Work to be completed
Print every entry, word for word, and skip the images.

Dataset records
________________________

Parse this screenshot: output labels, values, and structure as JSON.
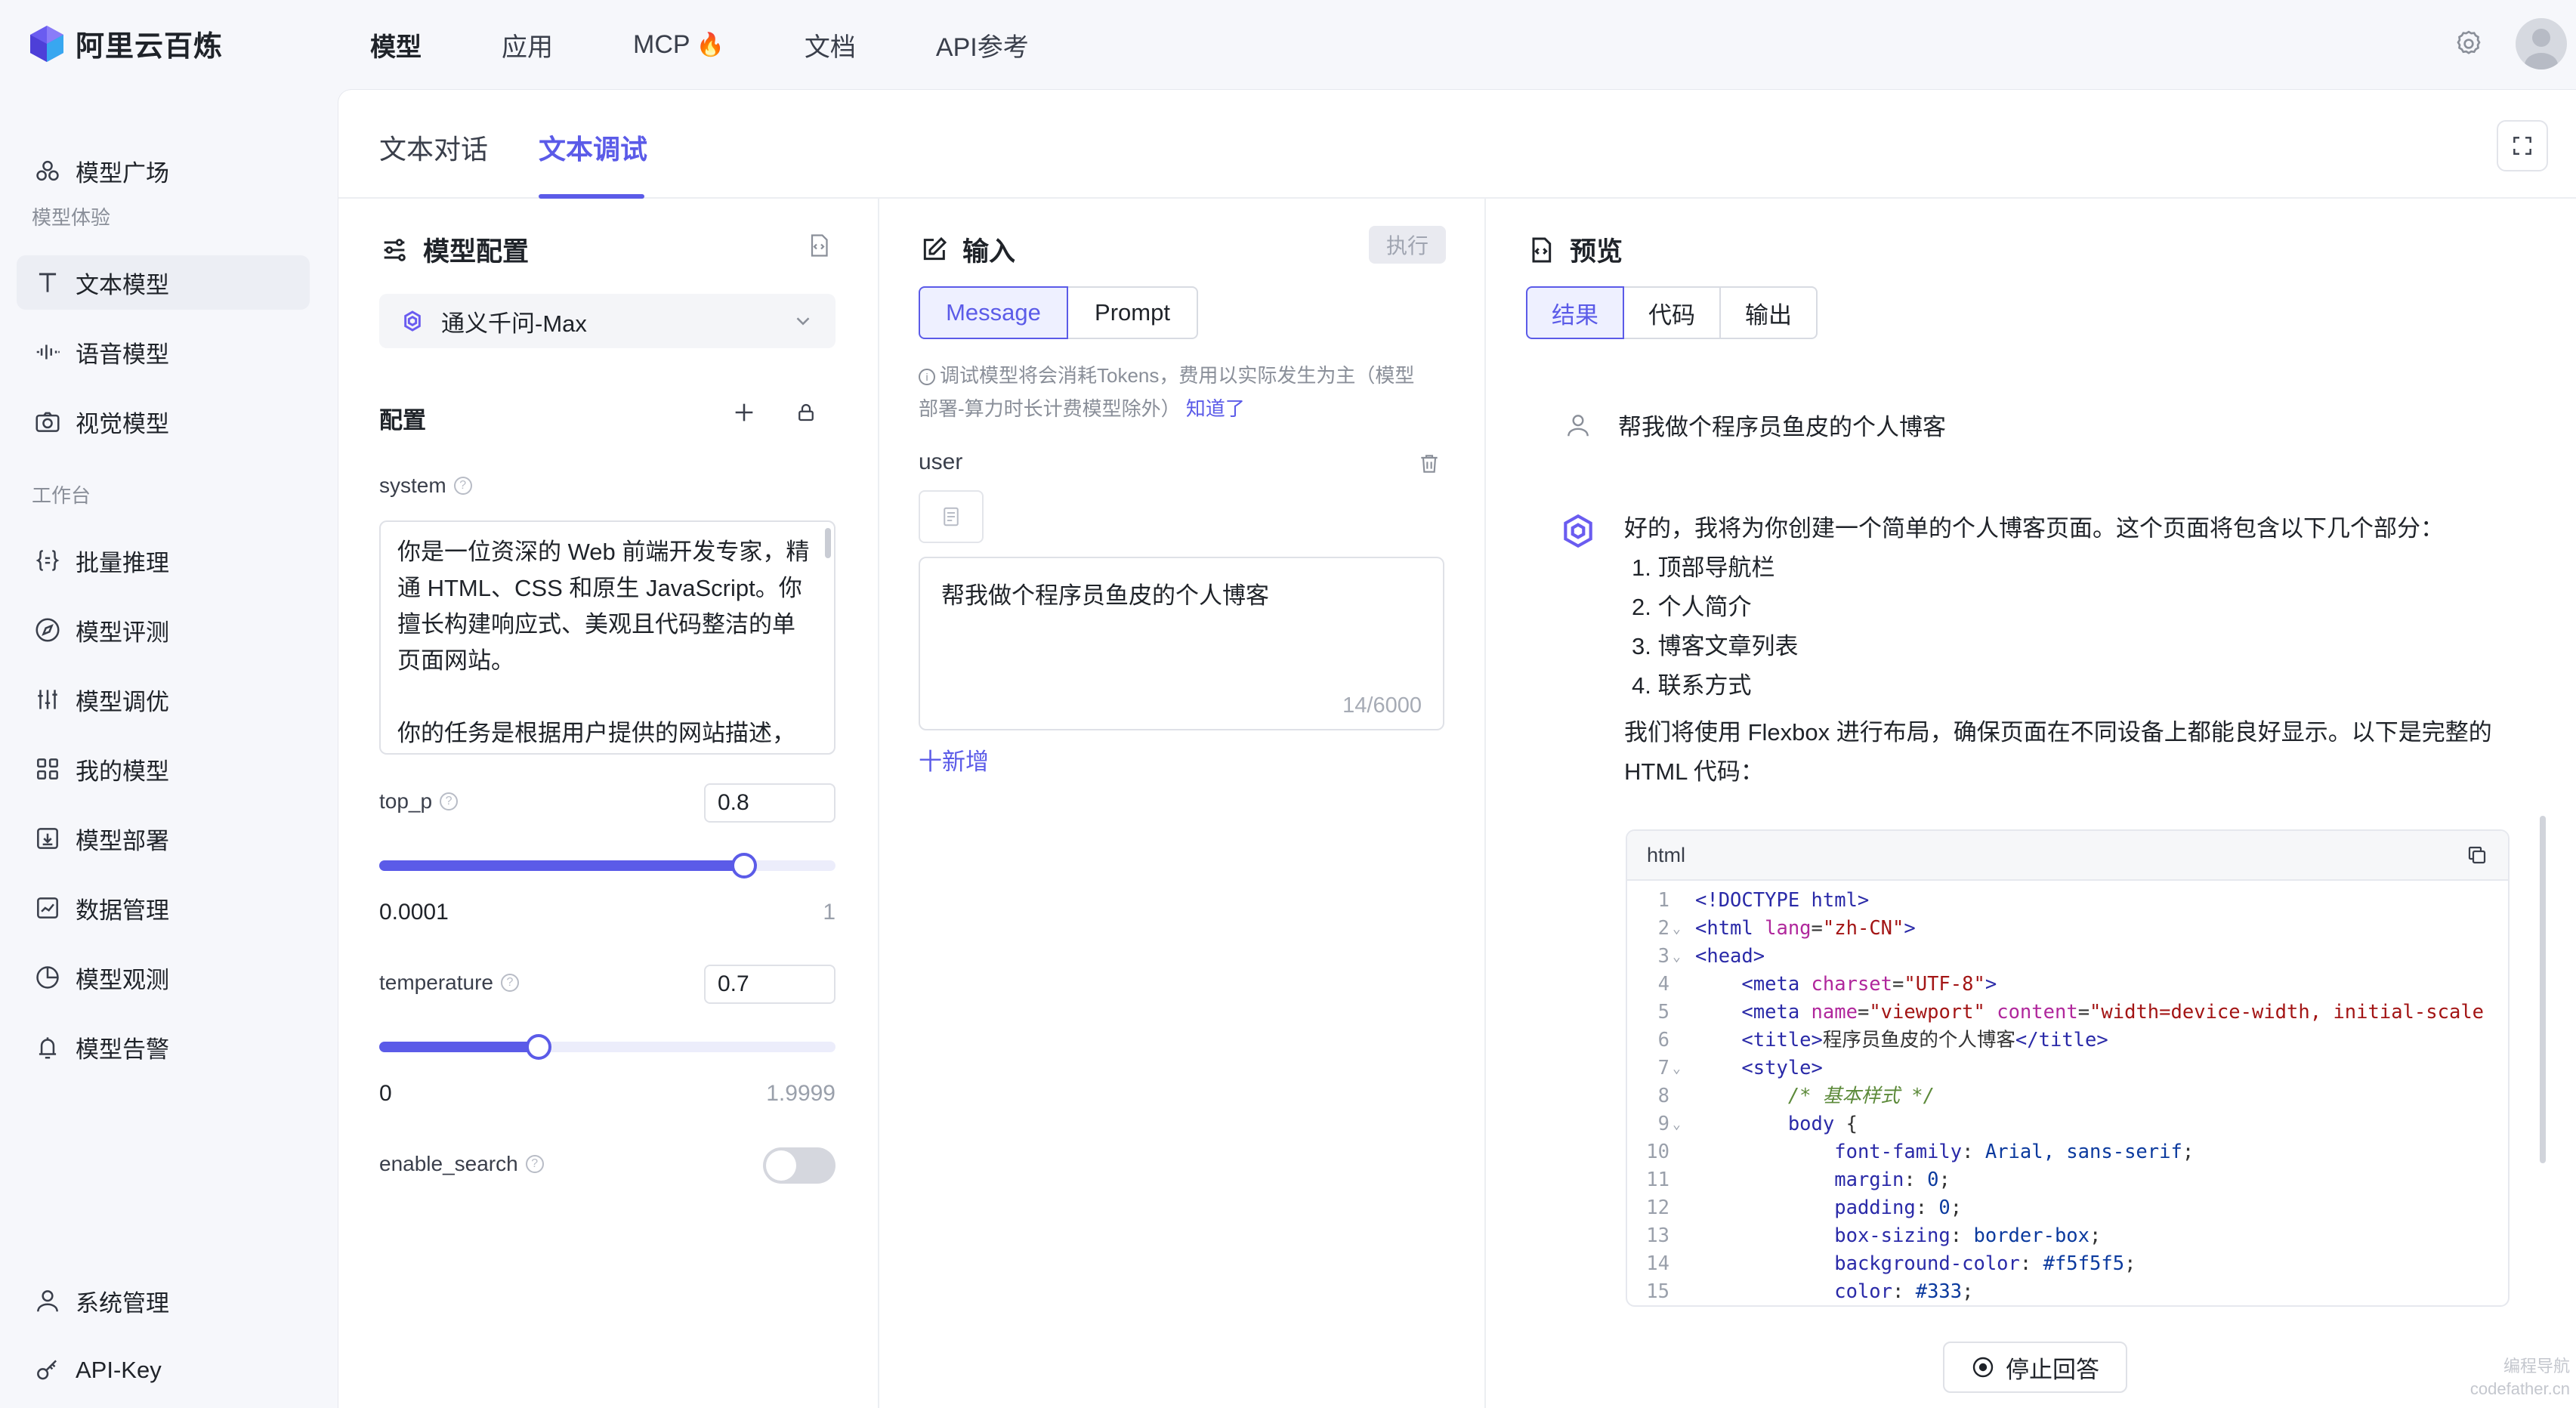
{
  "brand": {
    "name": "阿里云百炼"
  },
  "topnav": {
    "items": [
      {
        "label": "模型"
      },
      {
        "label": "应用"
      },
      {
        "label": "MCP"
      },
      {
        "label": "文档"
      },
      {
        "label": "API参考"
      }
    ]
  },
  "sidebar": {
    "model_square": "模型广场",
    "group_experience": "模型体验",
    "text_model": "文本模型",
    "speech_model": "语音模型",
    "vision_model": "视觉模型",
    "group_workbench": "工作台",
    "batch_inference": "批量推理",
    "model_eval": "模型评测",
    "model_tuning": "模型调优",
    "my_models": "我的模型",
    "model_deploy": "模型部署",
    "data_mgmt": "数据管理",
    "model_observe": "模型观测",
    "model_alert": "模型告警",
    "system_mgmt": "系统管理",
    "api_key": "API-Key"
  },
  "tabs": {
    "chat": "文本对话",
    "debug": "文本调试"
  },
  "config_panel": {
    "title": "模型配置",
    "model_name": "通义千问-Max",
    "section_title": "配置",
    "system_label": "system",
    "system_text": "你是一位资深的 Web 前端开发专家，精通 HTML、CSS 和原生 JavaScript。你擅长构建响应式、美观且代码整洁的单页面网站。\n\n你的任务是根据用户提供的网站描述，",
    "top_p": {
      "label": "top_p",
      "value": "0.8",
      "min": "0.0001",
      "max": "1",
      "fraction": 0.8
    },
    "temperature": {
      "label": "temperature",
      "value": "0.7",
      "min": "0",
      "max": "1.9999",
      "fraction": 0.35
    },
    "enable_search": {
      "label": "enable_search",
      "on": false
    }
  },
  "input_panel": {
    "title": "输入",
    "exec_label": "执行",
    "seg_message": "Message",
    "seg_prompt": "Prompt",
    "notice": "调试模型将会消耗Tokens，费用以实际发生为主（模型部署-算力时长计费模型除外）",
    "notice_link": "知道了",
    "role": "user",
    "message_text": "帮我做个程序员鱼皮的个人博客",
    "counter": "14/6000",
    "add_label": "十新增"
  },
  "preview_panel": {
    "title": "预览",
    "seg_result": "结果",
    "seg_code": "代码",
    "seg_output": "输出",
    "user_msg": "帮我做个程序员鱼皮的个人博客",
    "ai_intro": "好的，我将为你创建一个简单的个人博客页面。这个页面将包含以下几个部分：",
    "ai_list": [
      "1.  顶部导航栏",
      "2.  个人简介",
      "3.  博客文章列表",
      "4.  联系方式"
    ],
    "ai_outro": "我们将使用 Flexbox 进行布局，确保页面在不同设备上都能良好显示。以下是完整的HTML 代码：",
    "code_lang": "html",
    "code_lines": [
      {
        "n": "1",
        "fold": "",
        "html": "<span class='tag'>&lt;!DOCTYPE html&gt;</span>"
      },
      {
        "n": "2",
        "fold": "⌄",
        "html": "<span class='tag'>&lt;html</span> <span class='attr'>lang</span>=<span class='str'>\"zh-CN\"</span><span class='tag'>&gt;</span>"
      },
      {
        "n": "3",
        "fold": "⌄",
        "html": "<span class='tag'>&lt;head&gt;</span>"
      },
      {
        "n": "4",
        "fold": "",
        "html": "    <span class='tag'>&lt;meta</span> <span class='attr'>charset</span>=<span class='str'>\"UTF-8\"</span><span class='tag'>&gt;</span>"
      },
      {
        "n": "5",
        "fold": "",
        "html": "    <span class='tag'>&lt;meta</span> <span class='attr'>name</span>=<span class='str'>\"viewport\"</span> <span class='attr'>content</span>=<span class='str'>\"width=device-width, initial-scale</span>"
      },
      {
        "n": "6",
        "fold": "",
        "html": "    <span class='tag'>&lt;title&gt;</span>程序员鱼皮的个人博客<span class='tag'>&lt;/title&gt;</span>"
      },
      {
        "n": "7",
        "fold": "⌄",
        "html": "    <span class='tag'>&lt;style&gt;</span>"
      },
      {
        "n": "8",
        "fold": "",
        "html": "        <span class='cmt'>/* 基本样式 */</span>"
      },
      {
        "n": "9",
        "fold": "⌄",
        "html": "        <span class='tag'>body</span> {"
      },
      {
        "n": "10",
        "fold": "",
        "html": "            <span class='prop'>font-family</span>: <span class='val'>Arial, sans-serif</span>;"
      },
      {
        "n": "11",
        "fold": "",
        "html": "            <span class='prop'>margin</span>: <span class='val'>0</span>;"
      },
      {
        "n": "12",
        "fold": "",
        "html": "            <span class='prop'>padding</span>: <span class='val'>0</span>;"
      },
      {
        "n": "13",
        "fold": "",
        "html": "            <span class='prop'>box-sizing</span>: <span class='val'>border-box</span>;"
      },
      {
        "n": "14",
        "fold": "",
        "html": "            <span class='prop'>background-color</span>: <span class='val'>#f5f5f5</span>;"
      },
      {
        "n": "15",
        "fold": "",
        "html": "            <span class='prop'>color</span>: <span class='val'>#333</span>;"
      }
    ],
    "stop_label": "停止回答"
  },
  "watermark": {
    "line1": "编程导航",
    "line2": "codefather.cn"
  },
  "colors": {
    "accent": "#5b5be8",
    "bg": "#f6f7fb",
    "panel": "#ffffff"
  }
}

________________________

Finished exercise
Parse this screenshot: output labels, values, and structure as JSON.
{
  "brand": {
    "name": "阿里云百炼"
  },
  "topnav": {
    "items": [
      {
        "label": "模型"
      },
      {
        "label": "应用"
      },
      {
        "label": "MCP"
      },
      {
        "label": "文档"
      },
      {
        "label": "API参考"
      }
    ]
  },
  "sidebar": {
    "model_square": "模型广场",
    "group_experience": "模型体验",
    "text_model": "文本模型",
    "speech_model": "语音模型",
    "vision_model": "视觉模型",
    "group_workbench": "工作台",
    "batch_inference": "批量推理",
    "model_eval": "模型评测",
    "model_tuning": "模型调优",
    "my_models": "我的模型",
    "model_deploy": "模型部署",
    "data_mgmt": "数据管理",
    "model_observe": "模型观测",
    "model_alert": "模型告警",
    "system_mgmt": "系统管理",
    "api_key": "API-Key"
  },
  "tabs": {
    "chat": "文本对话",
    "debug": "文本调试"
  },
  "config_panel": {
    "title": "模型配置",
    "model_name": "通义千问-Max",
    "section_title": "配置",
    "system_label": "system",
    "system_text": "你是一位资深的 Web 前端开发专家，精通 HTML、CSS 和原生 JavaScript。你擅长构建响应式、美观且代码整洁的单页面网站。\n\n你的任务是根据用户提供的网站描述，",
    "top_p": {
      "label": "top_p",
      "value": "0.8",
      "min": "0.0001",
      "max": "1",
      "fraction": 0.8
    },
    "temperature": {
      "label": "temperature",
      "value": "0.7",
      "min": "0",
      "max": "1.9999",
      "fraction": 0.35
    },
    "enable_search": {
      "label": "enable_search",
      "on": false
    }
  },
  "input_panel": {
    "title": "输入",
    "exec_label": "执行",
    "seg_message": "Message",
    "seg_prompt": "Prompt",
    "notice": "调试模型将会消耗Tokens，费用以实际发生为主（模型部署-算力时长计费模型除外）",
    "notice_link": "知道了",
    "role": "user",
    "message_text": "帮我做个程序员鱼皮的个人博客",
    "counter": "14/6000",
    "add_label": "十新增"
  },
  "preview_panel": {
    "title": "预览",
    "seg_result": "结果",
    "seg_code": "代码",
    "seg_output": "输出",
    "user_msg": "帮我做个程序员鱼皮的个人博客",
    "ai_intro": "好的，我将为你创建一个简单的个人博客页面。这个页面将包含以下几个部分：",
    "ai_list": [
      "1.  顶部导航栏",
      "2.  个人简介",
      "3.  博客文章列表",
      "4.  联系方式"
    ],
    "ai_outro": "我们将使用 Flexbox 进行布局，确保页面在不同设备上都能良好显示。以下是完整的HTML 代码：",
    "code_lang": "html",
    "code_lines": [
      {
        "n": "1",
        "fold": "",
        "html": "<span class='tag'>&lt;!DOCTYPE html&gt;</span>"
      },
      {
        "n": "2",
        "fold": "⌄",
        "html": "<span class='tag'>&lt;html</span> <span class='attr'>lang</span>=<span class='str'>\"zh-CN\"</span><span class='tag'>&gt;</span>"
      },
      {
        "n": "3",
        "fold": "⌄",
        "html": "<span class='tag'>&lt;head&gt;</span>"
      },
      {
        "n": "4",
        "fold": "",
        "html": "    <span class='tag'>&lt;meta</span> <span class='attr'>charset</span>=<span class='str'>\"UTF-8\"</span><span class='tag'>&gt;</span>"
      },
      {
        "n": "5",
        "fold": "",
        "html": "    <span class='tag'>&lt;meta</span> <span class='attr'>name</span>=<span class='str'>\"viewport\"</span> <span class='attr'>content</span>=<span class='str'>\"width=device-width, initial-scale</span>"
      },
      {
        "n": "6",
        "fold": "",
        "html": "    <span class='tag'>&lt;title&gt;</span>程序员鱼皮的个人博客<span class='tag'>&lt;/title&gt;</span>"
      },
      {
        "n": "7",
        "fold": "⌄",
        "html": "    <span class='tag'>&lt;style&gt;</span>"
      },
      {
        "n": "8",
        "fold": "",
        "html": "        <span class='cmt'>/* 基本样式 */</span>"
      },
      {
        "n": "9",
        "fold": "⌄",
        "html": "        <span class='tag'>body</span> {"
      },
      {
        "n": "10",
        "fold": "",
        "html": "            <span class='prop'>font-family</span>: <span class='val'>Arial, sans-serif</span>;"
      },
      {
        "n": "11",
        "fold": "",
        "html": "            <span class='prop'>margin</span>: <span class='val'>0</span>;"
      },
      {
        "n": "12",
        "fold": "",
        "html": "            <span class='prop'>padding</span>: <span class='val'>0</span>;"
      },
      {
        "n": "13",
        "fold": "",
        "html": "            <span class='prop'>box-sizing</span>: <span class='val'>border-box</span>;"
      },
      {
        "n": "14",
        "fold": "",
        "html": "            <span class='prop'>background-color</span>: <span class='val'>#f5f5f5</span>;"
      },
      {
        "n": "15",
        "fold": "",
        "html": "            <span class='prop'>color</span>: <span class='val'>#333</span>;"
      }
    ],
    "stop_label": "停止回答"
  },
  "watermark": {
    "line1": "编程导航",
    "line2": "codefather.cn"
  },
  "colors": {
    "accent": "#5b5be8",
    "bg": "#f6f7fb",
    "panel": "#ffffff"
  }
}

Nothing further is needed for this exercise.